Given exercise:
Reproduce the lines of data verbatim, starting with the line that contains "- total-label: 合計金額（内税）: [392, 385, 504, 401]" and continuing through the line that contains "- header-divider: [364, 59, 1618, 60]", with both of those lines included.

(Lines of data)
Start
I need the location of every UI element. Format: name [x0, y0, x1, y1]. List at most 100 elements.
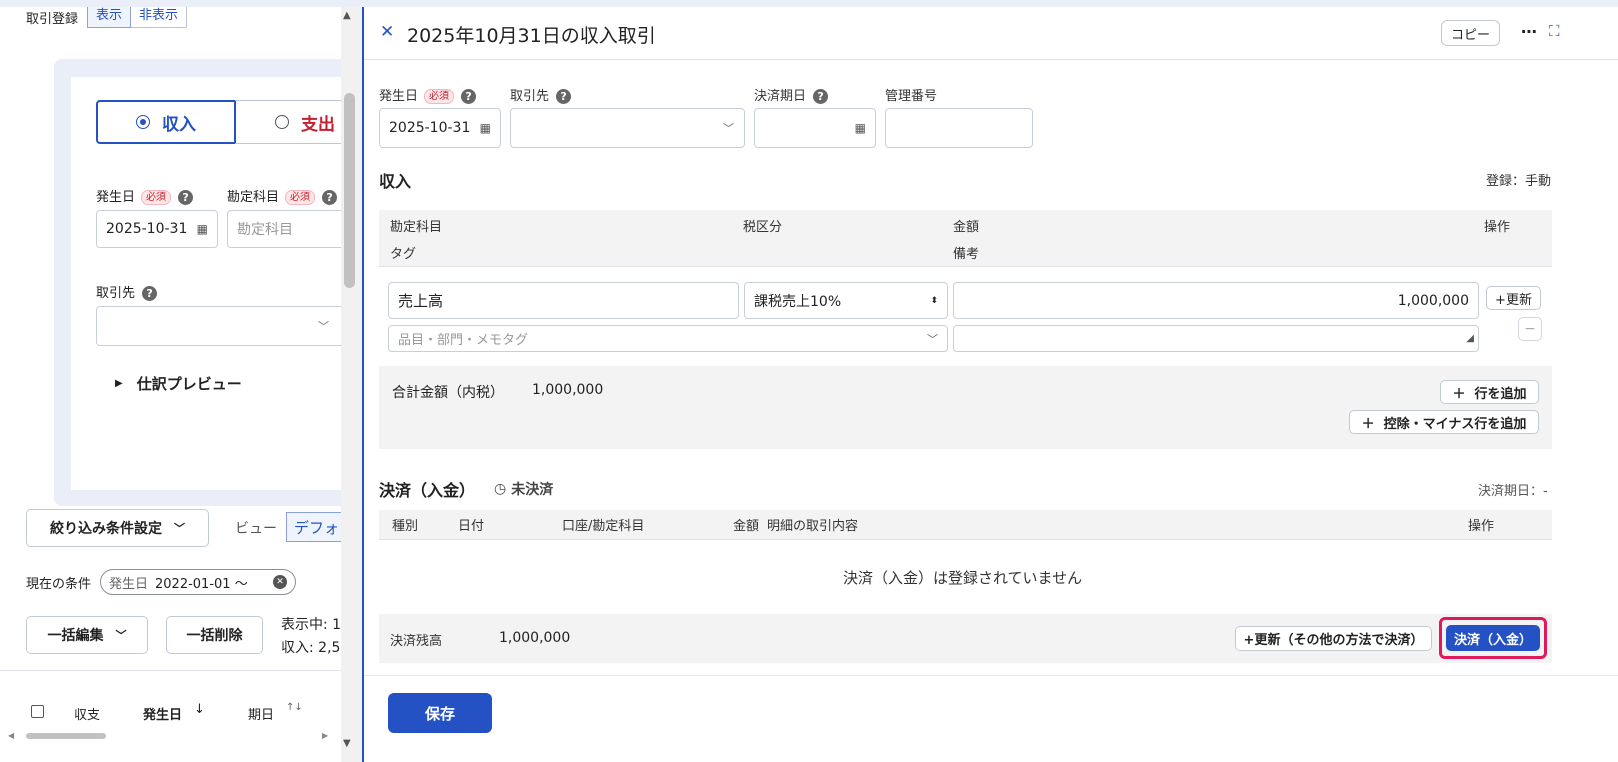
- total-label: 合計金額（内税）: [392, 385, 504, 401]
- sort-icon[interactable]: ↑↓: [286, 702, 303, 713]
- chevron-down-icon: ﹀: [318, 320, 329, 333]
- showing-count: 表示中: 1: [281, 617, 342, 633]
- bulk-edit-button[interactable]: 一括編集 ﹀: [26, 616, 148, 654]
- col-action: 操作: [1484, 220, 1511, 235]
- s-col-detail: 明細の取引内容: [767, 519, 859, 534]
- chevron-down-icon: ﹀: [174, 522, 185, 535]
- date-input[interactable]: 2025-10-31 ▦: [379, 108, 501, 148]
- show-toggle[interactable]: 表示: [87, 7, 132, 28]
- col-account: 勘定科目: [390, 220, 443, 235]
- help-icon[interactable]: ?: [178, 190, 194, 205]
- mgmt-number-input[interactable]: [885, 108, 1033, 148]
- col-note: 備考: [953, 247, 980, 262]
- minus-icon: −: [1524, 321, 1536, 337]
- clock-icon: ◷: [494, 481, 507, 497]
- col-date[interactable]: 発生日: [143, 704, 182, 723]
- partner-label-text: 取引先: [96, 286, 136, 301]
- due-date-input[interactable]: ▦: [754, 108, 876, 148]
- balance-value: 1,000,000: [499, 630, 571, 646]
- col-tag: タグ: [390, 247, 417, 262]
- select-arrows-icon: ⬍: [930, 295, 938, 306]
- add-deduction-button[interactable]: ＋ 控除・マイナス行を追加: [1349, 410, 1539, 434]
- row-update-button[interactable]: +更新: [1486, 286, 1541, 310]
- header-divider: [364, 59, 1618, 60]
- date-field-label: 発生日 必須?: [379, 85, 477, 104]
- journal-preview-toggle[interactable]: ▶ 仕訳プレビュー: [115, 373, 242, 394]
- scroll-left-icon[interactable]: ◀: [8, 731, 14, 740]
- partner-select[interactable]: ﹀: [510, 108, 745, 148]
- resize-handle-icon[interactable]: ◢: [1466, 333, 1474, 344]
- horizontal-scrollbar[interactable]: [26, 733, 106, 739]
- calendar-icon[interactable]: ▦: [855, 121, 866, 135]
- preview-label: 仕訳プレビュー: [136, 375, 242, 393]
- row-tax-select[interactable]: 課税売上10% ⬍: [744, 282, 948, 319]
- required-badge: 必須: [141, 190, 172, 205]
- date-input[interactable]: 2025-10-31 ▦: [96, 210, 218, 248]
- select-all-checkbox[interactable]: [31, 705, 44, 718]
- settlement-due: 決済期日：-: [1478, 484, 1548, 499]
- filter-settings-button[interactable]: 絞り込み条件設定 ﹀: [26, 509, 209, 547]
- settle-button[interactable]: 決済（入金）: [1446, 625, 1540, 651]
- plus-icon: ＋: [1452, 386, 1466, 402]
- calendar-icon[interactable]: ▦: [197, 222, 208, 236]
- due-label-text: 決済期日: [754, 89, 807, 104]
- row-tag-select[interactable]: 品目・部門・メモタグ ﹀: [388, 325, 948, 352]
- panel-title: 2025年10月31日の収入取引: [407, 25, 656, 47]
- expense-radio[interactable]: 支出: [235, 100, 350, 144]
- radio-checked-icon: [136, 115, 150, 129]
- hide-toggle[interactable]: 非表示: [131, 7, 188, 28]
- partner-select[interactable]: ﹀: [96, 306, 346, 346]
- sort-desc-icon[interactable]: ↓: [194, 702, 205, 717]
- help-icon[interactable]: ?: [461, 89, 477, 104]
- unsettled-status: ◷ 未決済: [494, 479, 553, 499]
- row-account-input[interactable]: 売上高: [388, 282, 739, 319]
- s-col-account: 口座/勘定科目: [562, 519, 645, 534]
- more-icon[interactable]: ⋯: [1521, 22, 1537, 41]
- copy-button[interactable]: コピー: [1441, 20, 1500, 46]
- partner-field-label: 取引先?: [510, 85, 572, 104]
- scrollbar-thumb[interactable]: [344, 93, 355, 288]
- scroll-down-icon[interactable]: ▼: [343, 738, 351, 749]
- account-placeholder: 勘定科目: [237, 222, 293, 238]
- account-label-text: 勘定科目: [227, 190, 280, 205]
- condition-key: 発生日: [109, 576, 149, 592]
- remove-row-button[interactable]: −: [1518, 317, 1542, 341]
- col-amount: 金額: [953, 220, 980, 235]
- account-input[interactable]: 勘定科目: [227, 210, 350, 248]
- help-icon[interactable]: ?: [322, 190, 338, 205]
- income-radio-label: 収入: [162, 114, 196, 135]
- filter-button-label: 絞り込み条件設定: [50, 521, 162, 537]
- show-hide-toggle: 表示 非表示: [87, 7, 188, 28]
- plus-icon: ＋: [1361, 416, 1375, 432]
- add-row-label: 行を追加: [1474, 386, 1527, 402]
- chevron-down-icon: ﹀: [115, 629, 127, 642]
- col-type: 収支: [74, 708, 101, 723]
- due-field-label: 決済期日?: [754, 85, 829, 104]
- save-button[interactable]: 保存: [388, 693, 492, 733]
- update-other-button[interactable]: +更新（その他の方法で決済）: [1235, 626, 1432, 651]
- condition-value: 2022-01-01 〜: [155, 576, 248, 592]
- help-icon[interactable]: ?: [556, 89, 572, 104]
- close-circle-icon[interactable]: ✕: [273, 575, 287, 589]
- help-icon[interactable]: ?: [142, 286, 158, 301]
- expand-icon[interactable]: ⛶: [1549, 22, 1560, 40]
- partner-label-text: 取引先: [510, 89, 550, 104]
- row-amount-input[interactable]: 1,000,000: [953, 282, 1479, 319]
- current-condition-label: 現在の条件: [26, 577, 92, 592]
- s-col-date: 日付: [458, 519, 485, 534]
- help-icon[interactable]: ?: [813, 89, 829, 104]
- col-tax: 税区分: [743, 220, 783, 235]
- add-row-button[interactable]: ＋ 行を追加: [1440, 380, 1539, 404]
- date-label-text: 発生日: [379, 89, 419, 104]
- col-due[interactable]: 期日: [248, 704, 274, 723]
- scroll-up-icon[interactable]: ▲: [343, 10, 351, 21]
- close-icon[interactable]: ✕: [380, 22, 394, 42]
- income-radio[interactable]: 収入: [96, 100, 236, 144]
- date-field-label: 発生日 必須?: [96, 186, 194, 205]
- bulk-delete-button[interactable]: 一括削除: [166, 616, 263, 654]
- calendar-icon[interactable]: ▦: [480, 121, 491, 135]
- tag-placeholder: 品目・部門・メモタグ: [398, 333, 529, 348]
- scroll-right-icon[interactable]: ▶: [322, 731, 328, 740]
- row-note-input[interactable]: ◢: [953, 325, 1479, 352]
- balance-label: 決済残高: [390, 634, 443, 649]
End
Start
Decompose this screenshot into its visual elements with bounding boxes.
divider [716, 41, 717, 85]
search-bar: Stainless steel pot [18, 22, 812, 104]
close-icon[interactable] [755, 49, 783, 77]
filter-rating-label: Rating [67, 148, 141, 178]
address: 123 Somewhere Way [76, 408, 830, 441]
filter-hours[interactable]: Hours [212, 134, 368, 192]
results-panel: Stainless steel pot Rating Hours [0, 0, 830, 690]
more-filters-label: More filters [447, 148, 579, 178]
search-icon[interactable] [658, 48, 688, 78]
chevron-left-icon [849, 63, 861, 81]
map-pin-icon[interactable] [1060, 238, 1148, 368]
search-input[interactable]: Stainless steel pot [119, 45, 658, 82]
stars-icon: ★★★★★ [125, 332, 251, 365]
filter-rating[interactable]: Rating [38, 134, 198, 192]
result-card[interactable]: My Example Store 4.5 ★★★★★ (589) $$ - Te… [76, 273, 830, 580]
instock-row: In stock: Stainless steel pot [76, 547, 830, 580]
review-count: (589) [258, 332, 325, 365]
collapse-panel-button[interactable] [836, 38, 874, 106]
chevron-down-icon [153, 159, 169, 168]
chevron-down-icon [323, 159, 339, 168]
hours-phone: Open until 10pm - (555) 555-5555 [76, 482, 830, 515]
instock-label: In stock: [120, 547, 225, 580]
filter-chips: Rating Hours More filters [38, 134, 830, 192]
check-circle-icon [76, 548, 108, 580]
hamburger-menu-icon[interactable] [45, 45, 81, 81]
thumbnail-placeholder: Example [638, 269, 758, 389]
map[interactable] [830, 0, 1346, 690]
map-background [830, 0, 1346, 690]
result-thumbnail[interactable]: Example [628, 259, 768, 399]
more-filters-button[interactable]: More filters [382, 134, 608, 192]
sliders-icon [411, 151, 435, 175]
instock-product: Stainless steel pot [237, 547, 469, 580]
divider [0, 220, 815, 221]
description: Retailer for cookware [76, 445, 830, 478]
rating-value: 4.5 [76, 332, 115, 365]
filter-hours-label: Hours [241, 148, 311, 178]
End
Start
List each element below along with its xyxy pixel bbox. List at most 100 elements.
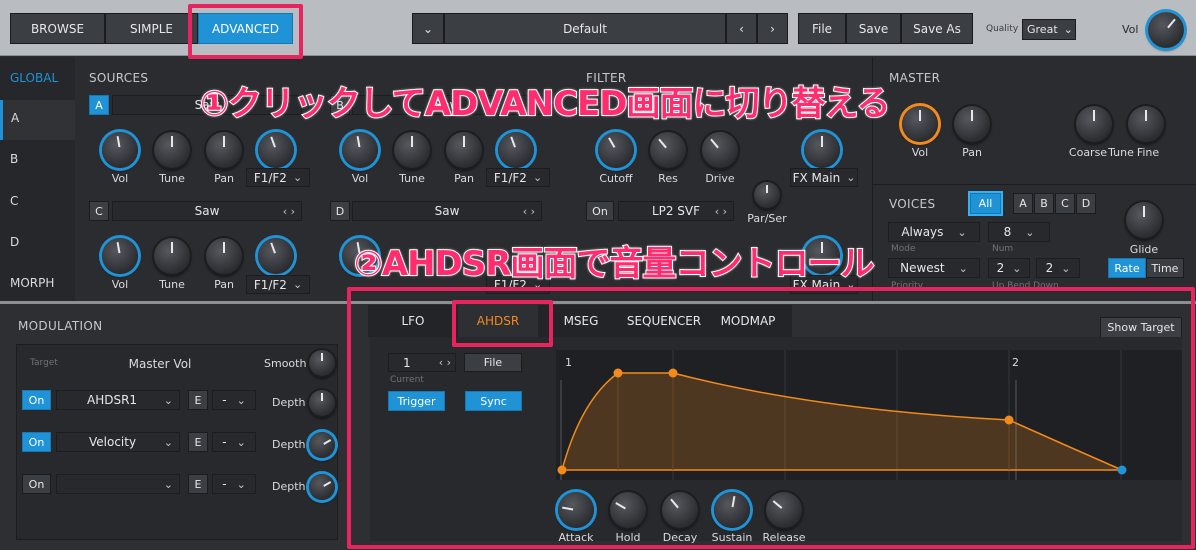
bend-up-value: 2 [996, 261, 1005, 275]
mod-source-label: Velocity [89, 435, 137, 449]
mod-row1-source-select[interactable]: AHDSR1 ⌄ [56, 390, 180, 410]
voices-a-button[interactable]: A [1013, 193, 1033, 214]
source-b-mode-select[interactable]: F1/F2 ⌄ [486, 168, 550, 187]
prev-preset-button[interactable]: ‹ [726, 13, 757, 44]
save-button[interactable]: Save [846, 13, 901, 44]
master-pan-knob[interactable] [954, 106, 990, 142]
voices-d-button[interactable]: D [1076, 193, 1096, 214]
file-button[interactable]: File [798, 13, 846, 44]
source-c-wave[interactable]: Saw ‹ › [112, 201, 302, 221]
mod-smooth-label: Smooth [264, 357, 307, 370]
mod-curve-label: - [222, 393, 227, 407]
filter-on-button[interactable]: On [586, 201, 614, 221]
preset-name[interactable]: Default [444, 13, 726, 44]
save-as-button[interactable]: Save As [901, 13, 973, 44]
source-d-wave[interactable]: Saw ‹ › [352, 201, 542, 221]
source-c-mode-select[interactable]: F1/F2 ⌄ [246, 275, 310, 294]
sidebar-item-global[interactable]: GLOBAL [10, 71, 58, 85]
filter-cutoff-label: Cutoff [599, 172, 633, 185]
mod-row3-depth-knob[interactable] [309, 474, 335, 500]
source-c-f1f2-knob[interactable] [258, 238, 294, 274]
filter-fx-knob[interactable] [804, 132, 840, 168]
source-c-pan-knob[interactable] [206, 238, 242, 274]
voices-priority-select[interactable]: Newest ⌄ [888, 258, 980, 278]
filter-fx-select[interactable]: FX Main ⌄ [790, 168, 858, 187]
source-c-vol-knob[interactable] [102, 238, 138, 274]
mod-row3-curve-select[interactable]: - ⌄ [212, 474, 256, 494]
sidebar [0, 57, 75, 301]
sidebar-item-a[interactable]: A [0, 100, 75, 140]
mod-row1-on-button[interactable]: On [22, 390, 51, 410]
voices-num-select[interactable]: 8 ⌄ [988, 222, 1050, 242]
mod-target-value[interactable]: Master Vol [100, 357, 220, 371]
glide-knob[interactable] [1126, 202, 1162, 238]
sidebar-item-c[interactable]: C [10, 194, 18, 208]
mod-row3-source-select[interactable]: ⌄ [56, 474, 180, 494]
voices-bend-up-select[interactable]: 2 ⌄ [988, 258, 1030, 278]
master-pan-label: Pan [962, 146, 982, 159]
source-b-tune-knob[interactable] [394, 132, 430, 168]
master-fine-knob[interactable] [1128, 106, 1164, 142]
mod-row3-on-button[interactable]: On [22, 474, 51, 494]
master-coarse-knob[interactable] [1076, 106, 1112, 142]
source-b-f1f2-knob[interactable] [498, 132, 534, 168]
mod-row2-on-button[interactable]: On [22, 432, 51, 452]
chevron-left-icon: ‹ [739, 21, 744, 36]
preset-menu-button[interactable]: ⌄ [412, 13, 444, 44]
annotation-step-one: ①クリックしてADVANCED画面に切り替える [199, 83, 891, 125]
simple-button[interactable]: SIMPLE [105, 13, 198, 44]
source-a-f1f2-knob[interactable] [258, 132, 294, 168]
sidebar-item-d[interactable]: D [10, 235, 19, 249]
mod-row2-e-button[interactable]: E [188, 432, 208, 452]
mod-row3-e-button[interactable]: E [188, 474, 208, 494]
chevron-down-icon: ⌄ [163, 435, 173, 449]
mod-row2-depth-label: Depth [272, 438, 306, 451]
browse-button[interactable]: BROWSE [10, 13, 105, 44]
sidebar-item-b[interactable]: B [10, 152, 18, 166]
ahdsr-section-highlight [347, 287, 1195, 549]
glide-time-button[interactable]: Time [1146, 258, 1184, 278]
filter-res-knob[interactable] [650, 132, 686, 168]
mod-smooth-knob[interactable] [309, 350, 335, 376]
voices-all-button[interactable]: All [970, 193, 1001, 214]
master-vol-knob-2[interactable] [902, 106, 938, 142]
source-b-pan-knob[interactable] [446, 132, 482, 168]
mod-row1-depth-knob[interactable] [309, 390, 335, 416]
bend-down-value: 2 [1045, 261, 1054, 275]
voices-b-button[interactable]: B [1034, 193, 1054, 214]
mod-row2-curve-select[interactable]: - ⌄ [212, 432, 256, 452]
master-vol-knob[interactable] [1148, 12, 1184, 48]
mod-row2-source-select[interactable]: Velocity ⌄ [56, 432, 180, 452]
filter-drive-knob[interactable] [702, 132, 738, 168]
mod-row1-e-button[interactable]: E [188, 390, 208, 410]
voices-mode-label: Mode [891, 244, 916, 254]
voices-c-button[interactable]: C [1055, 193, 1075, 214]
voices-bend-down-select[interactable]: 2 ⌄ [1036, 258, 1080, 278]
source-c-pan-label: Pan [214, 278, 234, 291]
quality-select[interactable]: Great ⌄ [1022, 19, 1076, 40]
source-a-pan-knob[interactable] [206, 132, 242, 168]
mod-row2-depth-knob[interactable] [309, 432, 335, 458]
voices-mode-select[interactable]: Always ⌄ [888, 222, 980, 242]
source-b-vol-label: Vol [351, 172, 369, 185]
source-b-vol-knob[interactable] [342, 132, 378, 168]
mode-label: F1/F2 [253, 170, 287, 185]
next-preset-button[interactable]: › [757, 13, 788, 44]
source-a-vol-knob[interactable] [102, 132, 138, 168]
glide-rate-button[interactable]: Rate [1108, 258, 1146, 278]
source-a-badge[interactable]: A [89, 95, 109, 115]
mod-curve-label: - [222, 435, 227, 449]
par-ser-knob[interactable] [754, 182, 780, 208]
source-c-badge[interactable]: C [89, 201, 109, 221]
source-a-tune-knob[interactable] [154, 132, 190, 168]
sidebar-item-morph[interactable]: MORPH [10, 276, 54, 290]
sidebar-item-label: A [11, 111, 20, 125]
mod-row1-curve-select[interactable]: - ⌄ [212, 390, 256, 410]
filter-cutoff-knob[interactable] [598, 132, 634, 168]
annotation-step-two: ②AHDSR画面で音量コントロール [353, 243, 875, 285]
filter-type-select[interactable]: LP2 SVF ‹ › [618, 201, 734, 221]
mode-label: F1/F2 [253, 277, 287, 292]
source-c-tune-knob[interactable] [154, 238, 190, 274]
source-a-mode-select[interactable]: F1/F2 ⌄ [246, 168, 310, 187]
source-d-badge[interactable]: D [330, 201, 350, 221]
End
Answer to this exercise:
- total-label: 合計金額（内税）: [392, 385, 504, 401]
- sort-icon[interactable]: ↑↓: [286, 702, 303, 713]
- chevron-down-icon: ﹀: [318, 320, 329, 333]
- showing-count: 表示中: 1: [281, 617, 342, 633]
- bulk-edit-button[interactable]: 一括編集 ﹀: [26, 616, 148, 654]
- col-action: 操作: [1484, 220, 1511, 235]
- s-col-detail: 明細の取引内容: [767, 519, 859, 534]
- chevron-down-icon: ﹀: [174, 522, 185, 535]
- date-input[interactable]: 2025-10-31 ▦: [379, 108, 501, 148]
- show-toggle[interactable]: 表示: [87, 7, 132, 28]
- col-account: 勘定科目: [390, 220, 443, 235]
- help-icon[interactable]: ?: [178, 190, 194, 205]
- mgmt-number-input[interactable]: [885, 108, 1033, 148]
- col-note: 備考: [953, 247, 980, 262]
- minus-icon: −: [1524, 321, 1536, 337]
- clock-icon: ◷: [494, 481, 507, 497]
- col-date[interactable]: 発生日: [143, 704, 182, 723]
- partner-label-text: 取引先: [96, 286, 136, 301]
- due-date-input[interactable]: ▦: [754, 108, 876, 148]
- balance-value: 1,000,000: [499, 630, 571, 646]
- col-tag: タグ: [390, 247, 417, 262]
- select-arrows-icon: ⬍: [930, 295, 938, 306]
- add-deduction-button[interactable]: ＋ 控除・マイナス行を追加: [1349, 410, 1539, 434]
- row-update-button[interactable]: +更新: [1486, 286, 1541, 310]
- header-divider: [364, 59, 1618, 60]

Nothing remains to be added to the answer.